Saved data entries
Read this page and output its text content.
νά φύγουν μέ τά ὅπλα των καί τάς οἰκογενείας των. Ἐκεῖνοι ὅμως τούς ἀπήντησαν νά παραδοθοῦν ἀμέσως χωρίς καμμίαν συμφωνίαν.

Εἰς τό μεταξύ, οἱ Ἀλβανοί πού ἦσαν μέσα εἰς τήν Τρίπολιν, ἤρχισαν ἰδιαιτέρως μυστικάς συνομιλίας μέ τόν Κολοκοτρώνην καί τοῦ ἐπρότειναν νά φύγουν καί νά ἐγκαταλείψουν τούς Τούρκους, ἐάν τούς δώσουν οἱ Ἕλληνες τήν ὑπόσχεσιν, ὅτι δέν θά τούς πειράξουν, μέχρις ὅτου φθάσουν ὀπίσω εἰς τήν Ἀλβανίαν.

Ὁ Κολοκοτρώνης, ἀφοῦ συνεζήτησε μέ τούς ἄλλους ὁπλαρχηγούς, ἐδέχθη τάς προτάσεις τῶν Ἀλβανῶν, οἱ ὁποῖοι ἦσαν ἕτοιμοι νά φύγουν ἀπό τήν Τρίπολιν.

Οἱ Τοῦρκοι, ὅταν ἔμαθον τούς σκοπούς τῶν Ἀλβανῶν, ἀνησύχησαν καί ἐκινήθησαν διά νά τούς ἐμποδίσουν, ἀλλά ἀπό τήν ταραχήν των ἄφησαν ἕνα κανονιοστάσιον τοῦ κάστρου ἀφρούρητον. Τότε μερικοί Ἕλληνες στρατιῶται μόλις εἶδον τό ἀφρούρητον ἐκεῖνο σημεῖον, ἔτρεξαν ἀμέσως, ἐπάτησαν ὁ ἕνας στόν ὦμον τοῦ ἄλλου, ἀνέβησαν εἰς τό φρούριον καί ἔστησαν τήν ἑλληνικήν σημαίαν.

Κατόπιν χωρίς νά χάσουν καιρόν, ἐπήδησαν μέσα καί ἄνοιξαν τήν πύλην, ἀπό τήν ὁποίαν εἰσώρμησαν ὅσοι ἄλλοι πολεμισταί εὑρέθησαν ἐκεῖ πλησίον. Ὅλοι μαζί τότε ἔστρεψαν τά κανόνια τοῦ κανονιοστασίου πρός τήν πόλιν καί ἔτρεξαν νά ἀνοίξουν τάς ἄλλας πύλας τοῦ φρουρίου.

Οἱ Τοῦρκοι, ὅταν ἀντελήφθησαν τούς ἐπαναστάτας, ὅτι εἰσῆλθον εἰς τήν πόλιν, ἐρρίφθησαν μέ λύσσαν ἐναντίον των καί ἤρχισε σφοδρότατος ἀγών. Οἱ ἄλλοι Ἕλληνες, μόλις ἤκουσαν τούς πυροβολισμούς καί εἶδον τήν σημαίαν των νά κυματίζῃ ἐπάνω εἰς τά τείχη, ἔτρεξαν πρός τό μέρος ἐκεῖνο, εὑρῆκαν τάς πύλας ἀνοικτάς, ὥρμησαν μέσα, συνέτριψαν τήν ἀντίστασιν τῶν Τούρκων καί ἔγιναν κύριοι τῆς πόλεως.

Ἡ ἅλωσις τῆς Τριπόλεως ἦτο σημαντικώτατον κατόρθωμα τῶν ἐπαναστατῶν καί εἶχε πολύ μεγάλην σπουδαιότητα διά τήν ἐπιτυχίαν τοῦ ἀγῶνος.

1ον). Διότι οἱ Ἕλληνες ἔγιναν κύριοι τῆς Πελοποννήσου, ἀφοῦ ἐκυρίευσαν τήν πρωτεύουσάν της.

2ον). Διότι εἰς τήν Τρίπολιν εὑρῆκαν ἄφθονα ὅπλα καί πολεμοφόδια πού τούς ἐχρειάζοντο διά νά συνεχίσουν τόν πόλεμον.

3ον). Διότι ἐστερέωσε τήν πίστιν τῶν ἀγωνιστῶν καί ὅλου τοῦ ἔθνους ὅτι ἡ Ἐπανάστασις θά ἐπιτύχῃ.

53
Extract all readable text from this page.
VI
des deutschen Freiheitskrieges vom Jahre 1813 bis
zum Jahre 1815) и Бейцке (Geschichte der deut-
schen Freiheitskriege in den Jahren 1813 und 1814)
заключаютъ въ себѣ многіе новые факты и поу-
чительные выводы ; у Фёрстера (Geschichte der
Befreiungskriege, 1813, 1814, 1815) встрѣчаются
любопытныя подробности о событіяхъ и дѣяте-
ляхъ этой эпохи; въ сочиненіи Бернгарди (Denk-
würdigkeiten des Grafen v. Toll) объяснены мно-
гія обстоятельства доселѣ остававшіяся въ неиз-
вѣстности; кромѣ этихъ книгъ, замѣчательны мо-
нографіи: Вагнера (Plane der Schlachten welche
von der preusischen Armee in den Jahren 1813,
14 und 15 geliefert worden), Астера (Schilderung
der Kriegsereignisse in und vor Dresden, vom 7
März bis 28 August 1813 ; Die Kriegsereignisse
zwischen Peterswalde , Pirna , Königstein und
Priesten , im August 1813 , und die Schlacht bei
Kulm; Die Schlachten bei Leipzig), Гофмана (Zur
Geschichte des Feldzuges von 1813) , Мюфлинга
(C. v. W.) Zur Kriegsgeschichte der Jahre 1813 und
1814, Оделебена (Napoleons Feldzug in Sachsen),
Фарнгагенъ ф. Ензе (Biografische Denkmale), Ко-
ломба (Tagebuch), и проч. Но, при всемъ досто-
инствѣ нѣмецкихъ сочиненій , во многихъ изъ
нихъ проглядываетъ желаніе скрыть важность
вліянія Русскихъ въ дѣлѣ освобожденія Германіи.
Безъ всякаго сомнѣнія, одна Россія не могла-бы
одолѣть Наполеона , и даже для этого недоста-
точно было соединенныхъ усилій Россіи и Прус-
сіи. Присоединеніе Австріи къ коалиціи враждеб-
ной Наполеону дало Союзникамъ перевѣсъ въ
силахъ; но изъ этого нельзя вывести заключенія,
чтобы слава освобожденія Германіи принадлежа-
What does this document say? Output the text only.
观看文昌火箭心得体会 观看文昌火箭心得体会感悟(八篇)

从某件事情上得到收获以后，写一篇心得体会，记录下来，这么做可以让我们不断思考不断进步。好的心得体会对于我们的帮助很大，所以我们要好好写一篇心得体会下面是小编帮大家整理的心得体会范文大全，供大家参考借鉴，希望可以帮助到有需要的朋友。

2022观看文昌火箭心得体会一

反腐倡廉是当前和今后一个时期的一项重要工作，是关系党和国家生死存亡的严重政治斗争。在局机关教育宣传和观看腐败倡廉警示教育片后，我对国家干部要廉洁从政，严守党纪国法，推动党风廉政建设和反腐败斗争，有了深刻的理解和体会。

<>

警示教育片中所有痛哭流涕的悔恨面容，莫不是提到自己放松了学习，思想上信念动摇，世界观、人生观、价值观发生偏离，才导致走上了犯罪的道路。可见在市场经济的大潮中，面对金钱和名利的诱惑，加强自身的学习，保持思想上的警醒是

» **Short problem**
Repeat only the stretch of lines starting at the one containing "What does this" and running to the final line of the entries above.

» **Completed task**
What does this document say? Output the text only.
观看文昌火箭心得体会 观看文昌火箭心得体会感悟(八篇)

从某件事情上得到收获以后，写一篇心得体会，记录下来，这么做可以让我们不断思考不断进步。好的心得体会对于我们的帮助很大，所以我们要好好写一篇心得体会下面是小编帮大家整理的心得体会范文大全，供大家参考借鉴，希望可以帮助到有需要的朋友。

2022观看文昌火箭心得体会一

反腐倡廉是当前和今后一个时期的一项重要工作，是关系党和国家生死存亡的严重政治斗争。在局机关教育宣传和观看腐败倡廉警示教育片后，我对国家干部要廉洁从政，严守党纪国法，推动党风廉政建设和反腐败斗争，有了深刻的理解和体会。

<>

警示教育片中所有痛哭流涕的悔恨面容，莫不是提到自己放松了学习，思想上信念动摇，世界观、人生观、价值观发生偏离，才导致走上了犯罪的道路。可见在市场经济的大潮中，面对金钱和名利的诱惑，加强自身的学习，保持思想上的警醒是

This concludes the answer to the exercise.